Problem statement: After reading the data, copy it out in full and exactly.

Supplied records:
* * *
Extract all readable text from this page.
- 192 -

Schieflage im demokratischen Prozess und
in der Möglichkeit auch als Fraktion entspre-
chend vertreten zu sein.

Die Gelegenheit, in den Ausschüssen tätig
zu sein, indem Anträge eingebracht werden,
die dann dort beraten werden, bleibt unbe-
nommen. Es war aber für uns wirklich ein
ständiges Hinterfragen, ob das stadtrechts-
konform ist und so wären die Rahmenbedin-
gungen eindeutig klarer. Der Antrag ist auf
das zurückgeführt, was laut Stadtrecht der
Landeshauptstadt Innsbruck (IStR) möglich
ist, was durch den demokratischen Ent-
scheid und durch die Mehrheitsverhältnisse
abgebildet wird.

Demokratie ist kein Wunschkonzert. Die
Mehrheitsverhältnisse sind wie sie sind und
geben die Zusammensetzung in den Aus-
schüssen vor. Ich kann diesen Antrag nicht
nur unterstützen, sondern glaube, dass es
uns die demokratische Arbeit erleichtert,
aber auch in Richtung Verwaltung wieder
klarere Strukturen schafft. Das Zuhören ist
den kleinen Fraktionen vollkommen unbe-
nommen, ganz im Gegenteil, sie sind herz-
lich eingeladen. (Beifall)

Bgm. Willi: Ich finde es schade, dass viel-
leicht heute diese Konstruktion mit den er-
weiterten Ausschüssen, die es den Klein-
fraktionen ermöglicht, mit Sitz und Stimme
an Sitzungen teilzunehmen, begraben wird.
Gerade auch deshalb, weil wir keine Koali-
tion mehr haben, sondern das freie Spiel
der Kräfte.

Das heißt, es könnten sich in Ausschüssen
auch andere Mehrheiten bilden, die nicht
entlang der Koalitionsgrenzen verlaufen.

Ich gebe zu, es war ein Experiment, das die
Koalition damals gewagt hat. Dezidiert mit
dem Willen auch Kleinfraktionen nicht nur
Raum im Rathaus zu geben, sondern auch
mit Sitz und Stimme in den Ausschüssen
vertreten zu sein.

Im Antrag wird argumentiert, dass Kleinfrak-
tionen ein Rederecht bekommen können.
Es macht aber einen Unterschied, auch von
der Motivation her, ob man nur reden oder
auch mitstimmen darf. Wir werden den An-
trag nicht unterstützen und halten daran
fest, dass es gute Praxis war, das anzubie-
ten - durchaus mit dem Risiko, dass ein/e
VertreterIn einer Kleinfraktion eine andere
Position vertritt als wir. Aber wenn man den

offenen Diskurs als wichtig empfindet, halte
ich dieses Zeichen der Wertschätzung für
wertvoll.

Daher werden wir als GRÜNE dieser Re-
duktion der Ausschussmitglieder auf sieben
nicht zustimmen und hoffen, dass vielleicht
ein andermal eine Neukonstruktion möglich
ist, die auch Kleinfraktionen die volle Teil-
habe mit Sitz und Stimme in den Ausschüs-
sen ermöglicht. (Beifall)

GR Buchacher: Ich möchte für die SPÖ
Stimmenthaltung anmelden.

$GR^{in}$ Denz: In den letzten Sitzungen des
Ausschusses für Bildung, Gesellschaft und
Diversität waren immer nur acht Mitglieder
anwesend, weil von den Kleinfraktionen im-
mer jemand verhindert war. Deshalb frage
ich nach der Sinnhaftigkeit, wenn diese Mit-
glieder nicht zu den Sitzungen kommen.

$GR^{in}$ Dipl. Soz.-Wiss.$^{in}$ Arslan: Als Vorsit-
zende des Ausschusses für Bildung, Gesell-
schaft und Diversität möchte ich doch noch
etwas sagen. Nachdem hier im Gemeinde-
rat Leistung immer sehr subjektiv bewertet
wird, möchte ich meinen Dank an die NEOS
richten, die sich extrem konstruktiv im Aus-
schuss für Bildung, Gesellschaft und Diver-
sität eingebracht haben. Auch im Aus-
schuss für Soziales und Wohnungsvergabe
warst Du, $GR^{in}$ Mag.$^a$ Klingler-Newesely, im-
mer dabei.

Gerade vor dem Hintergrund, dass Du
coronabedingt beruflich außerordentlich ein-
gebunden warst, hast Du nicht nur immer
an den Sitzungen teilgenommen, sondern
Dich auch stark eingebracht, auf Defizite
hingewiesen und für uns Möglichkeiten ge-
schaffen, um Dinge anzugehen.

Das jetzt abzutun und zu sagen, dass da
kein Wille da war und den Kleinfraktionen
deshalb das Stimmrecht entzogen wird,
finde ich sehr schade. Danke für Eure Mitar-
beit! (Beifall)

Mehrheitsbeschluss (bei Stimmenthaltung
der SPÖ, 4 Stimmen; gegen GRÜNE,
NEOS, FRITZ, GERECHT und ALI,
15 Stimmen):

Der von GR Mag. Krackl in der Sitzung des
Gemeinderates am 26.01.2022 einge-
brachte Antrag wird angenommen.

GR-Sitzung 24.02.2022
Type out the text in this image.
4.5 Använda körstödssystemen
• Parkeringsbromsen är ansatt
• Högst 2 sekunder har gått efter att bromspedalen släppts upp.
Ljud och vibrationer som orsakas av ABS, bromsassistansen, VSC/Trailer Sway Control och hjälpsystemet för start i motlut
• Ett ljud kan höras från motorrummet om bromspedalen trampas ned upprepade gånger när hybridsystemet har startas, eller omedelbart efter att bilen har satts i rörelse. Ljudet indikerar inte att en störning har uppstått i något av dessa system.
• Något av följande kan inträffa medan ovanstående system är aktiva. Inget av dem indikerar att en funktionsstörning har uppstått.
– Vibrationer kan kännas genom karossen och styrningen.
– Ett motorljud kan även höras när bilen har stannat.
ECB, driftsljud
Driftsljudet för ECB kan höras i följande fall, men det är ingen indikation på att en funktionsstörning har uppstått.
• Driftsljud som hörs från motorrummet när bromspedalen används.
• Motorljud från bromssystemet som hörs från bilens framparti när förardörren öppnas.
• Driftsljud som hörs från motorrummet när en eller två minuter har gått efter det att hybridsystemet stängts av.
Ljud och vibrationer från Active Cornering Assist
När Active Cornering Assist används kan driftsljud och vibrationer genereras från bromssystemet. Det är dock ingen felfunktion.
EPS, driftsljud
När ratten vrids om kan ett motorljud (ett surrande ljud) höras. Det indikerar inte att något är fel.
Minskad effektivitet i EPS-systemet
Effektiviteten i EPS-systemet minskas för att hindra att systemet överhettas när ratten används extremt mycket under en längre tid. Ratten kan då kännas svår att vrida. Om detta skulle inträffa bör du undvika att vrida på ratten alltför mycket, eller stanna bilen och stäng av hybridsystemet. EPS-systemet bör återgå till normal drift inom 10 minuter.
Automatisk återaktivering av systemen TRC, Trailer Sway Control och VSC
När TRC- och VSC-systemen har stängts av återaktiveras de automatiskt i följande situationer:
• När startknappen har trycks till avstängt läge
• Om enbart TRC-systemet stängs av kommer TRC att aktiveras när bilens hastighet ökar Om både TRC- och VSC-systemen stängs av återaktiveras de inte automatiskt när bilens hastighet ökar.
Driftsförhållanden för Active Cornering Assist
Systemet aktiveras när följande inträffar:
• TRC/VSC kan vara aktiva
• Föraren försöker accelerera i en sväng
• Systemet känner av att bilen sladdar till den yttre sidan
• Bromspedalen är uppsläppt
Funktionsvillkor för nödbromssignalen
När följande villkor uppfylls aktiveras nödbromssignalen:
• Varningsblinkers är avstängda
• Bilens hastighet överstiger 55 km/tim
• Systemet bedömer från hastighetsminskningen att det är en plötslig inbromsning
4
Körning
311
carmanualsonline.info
* * *
Exercise answer:
Extract all readable text from this page.
- 192 -

Schieflage im demokratischen Prozess und
in der Möglichkeit auch als Fraktion entspre-
chend vertreten zu sein.

Die Gelegenheit, in den Ausschüssen tätig
zu sein, indem Anträge eingebracht werden,
die dann dort beraten werden, bleibt unbe-
nommen. Es war aber für uns wirklich ein
ständiges Hinterfragen, ob das stadtrechts-
konform ist und so wären die Rahmenbedin-
gungen eindeutig klarer. Der Antrag ist auf
das zurückgeführt, was laut Stadtrecht der
Landeshauptstadt Innsbruck (IStR) möglich
ist, was durch den demokratischen Ent-
scheid und durch die Mehrheitsverhältnisse
abgebildet wird.

Demokratie ist kein Wunschkonzert. Die
Mehrheitsverhältnisse sind wie sie sind und
geben die Zusammensetzung in den Aus-
schüssen vor. Ich kann diesen Antrag nicht
nur unterstützen, sondern glaube, dass es
uns die demokratische Arbeit erleichtert,
aber auch in Richtung Verwaltung wieder
klarere Strukturen schafft. Das Zuhören ist
den kleinen Fraktionen vollkommen unbe-
nommen, ganz im Gegenteil, sie sind herz-
lich eingeladen. (Beifall)

Bgm. Willi: Ich finde es schade, dass viel-
leicht heute diese Konstruktion mit den er-
weiterten Ausschüssen, die es den Klein-
fraktionen ermöglicht, mit Sitz und Stimme
an Sitzungen teilzunehmen, begraben wird.
Gerade auch deshalb, weil wir keine Koali-
tion mehr haben, sondern das freie Spiel
der Kräfte.

Das heißt, es könnten sich in Ausschüssen
auch andere Mehrheiten bilden, die nicht
entlang der Koalitionsgrenzen verlaufen.

Ich gebe zu, es war ein Experiment, das die
Koalition damals gewagt hat. Dezidiert mit
dem Willen auch Kleinfraktionen nicht nur
Raum im Rathaus zu geben, sondern auch
mit Sitz und Stimme in den Ausschüssen
vertreten zu sein.

Im Antrag wird argumentiert, dass Kleinfrak-
tionen ein Rederecht bekommen können.
Es macht aber einen Unterschied, auch von
der Motivation her, ob man nur reden oder
auch mitstimmen darf. Wir werden den An-
trag nicht unterstützen und halten daran
fest, dass es gute Praxis war, das anzubie-
ten - durchaus mit dem Risiko, dass ein/e
VertreterIn einer Kleinfraktion eine andere
Position vertritt als wir. Aber wenn man den

offenen Diskurs als wichtig empfindet, halte
ich dieses Zeichen der Wertschätzung für
wertvoll.

Daher werden wir als GRÜNE dieser Re-
duktion der Ausschussmitglieder auf sieben
nicht zustimmen und hoffen, dass vielleicht
ein andermal eine Neukonstruktion möglich
ist, die auch Kleinfraktionen die volle Teil-
habe mit Sitz und Stimme in den Ausschüs-
sen ermöglicht. (Beifall)

GR Buchacher: Ich möchte für die SPÖ
Stimmenthaltung anmelden.

$GR^{in}$ Denz: In den letzten Sitzungen des
Ausschusses für Bildung, Gesellschaft und
Diversität waren immer nur acht Mitglieder
anwesend, weil von den Kleinfraktionen im-
mer jemand verhindert war. Deshalb frage
ich nach der Sinnhaftigkeit, wenn diese Mit-
glieder nicht zu den Sitzungen kommen.

$GR^{in}$ Dipl. Soz.-Wiss.$^{in}$ Arslan: Als Vorsit-
zende des Ausschusses für Bildung, Gesell-
schaft und Diversität möchte ich doch noch
etwas sagen. Nachdem hier im Gemeinde-
rat Leistung immer sehr subjektiv bewertet
wird, möchte ich meinen Dank an die NEOS
richten, die sich extrem konstruktiv im Aus-
schuss für Bildung, Gesellschaft und Diver-
sität eingebracht haben. Auch im Aus-
schuss für Soziales und Wohnungsvergabe
warst Du, $GR^{in}$ Mag.$^a$ Klingler-Newesely, im-
mer dabei.

Gerade vor dem Hintergrund, dass Du
coronabedingt beruflich außerordentlich ein-
gebunden warst, hast Du nicht nur immer
an den Sitzungen teilgenommen, sondern
Dich auch stark eingebracht, auf Defizite
hingewiesen und für uns Möglichkeiten ge-
schaffen, um Dinge anzugehen.

Das jetzt abzutun und zu sagen, dass da
kein Wille da war und den Kleinfraktionen
deshalb das Stimmrecht entzogen wird,
finde ich sehr schade. Danke für Eure Mitar-
beit! (Beifall)

Mehrheitsbeschluss (bei Stimmenthaltung
der SPÖ, 4 Stimmen; gegen GRÜNE,
NEOS, FRITZ, GERECHT und ALI,
15 Stimmen):

Der von GR Mag. Krackl in der Sitzung des
Gemeinderates am 26.01.2022 einge-
brachte Antrag wird angenommen.

GR-Sitzung 24.02.2022
Type out the text in this image.
4.5 Använda körstödssystemen
• Parkeringsbromsen är ansatt
• Högst 2 sekunder har gått efter att bromspedalen släppts upp.
Ljud och vibrationer som orsakas av ABS, bromsassistansen, VSC/Trailer Sway Control och hjälpsystemet för start i motlut
• Ett ljud kan höras från motorrummet om bromspedalen trampas ned upprepade gånger när hybridsystemet har startas, eller omedelbart efter att bilen har satts i rörelse. Ljudet indikerar inte att en störning har uppstått i något av dessa system.
• Något av följande kan inträffa medan ovanstående system är aktiva. Inget av dem indikerar att en funktionsstörning har uppstått.
– Vibrationer kan kännas genom karossen och styrningen.
– Ett motorljud kan även höras när bilen har stannat.
ECB, driftsljud
Driftsljudet för ECB kan höras i följande fall, men det är ingen indikation på att en funktionsstörning har uppstått.
• Driftsljud som hörs från motorrummet när bromspedalen används.
• Motorljud från bromssystemet som hörs från bilens framparti när förardörren öppnas.
• Driftsljud som hörs från motorrummet när en eller två minuter har gått efter det att hybridsystemet stängts av.
Ljud och vibrationer från Active Cornering Assist
När Active Cornering Assist används kan driftsljud och vibrationer genereras från bromssystemet. Det är dock ingen felfunktion.
EPS, driftsljud
När ratten vrids om kan ett motorljud (ett surrande ljud) höras. Det indikerar inte att något är fel.
Minskad effektivitet i EPS-systemet
Effektiviteten i EPS-systemet minskas för att hindra att systemet överhettas när ratten används extremt mycket under en längre tid. Ratten kan då kännas svår att vrida. Om detta skulle inträffa bör du undvika att vrida på ratten alltför mycket, eller stanna bilen och stäng av hybridsystemet. EPS-systemet bör återgå till normal drift inom 10 minuter.
Automatisk återaktivering av systemen TRC, Trailer Sway Control och VSC
När TRC- och VSC-systemen har stängts av återaktiveras de automatiskt i följande situationer:
• När startknappen har trycks till avstängt läge
• Om enbart TRC-systemet stängs av kommer TRC att aktiveras när bilens hastighet ökar Om både TRC- och VSC-systemen stängs av återaktiveras de inte automatiskt när bilens hastighet ökar.
Driftsförhållanden för Active Cornering Assist
Systemet aktiveras när följande inträffar:
• TRC/VSC kan vara aktiva
• Föraren försöker accelerera i en sväng
• Systemet känner av att bilen sladdar till den yttre sidan
• Bromspedalen är uppsläppt
Funktionsvillkor för nödbromssignalen
När följande villkor uppfylls aktiveras nödbromssignalen:
• Varningsblinkers är avstängda
• Bilens hastighet överstiger 55 km/tim
• Systemet bedömer från hastighetsminskningen att det är en plötslig inbromsning
4
Körning
311
carmanualsonline.info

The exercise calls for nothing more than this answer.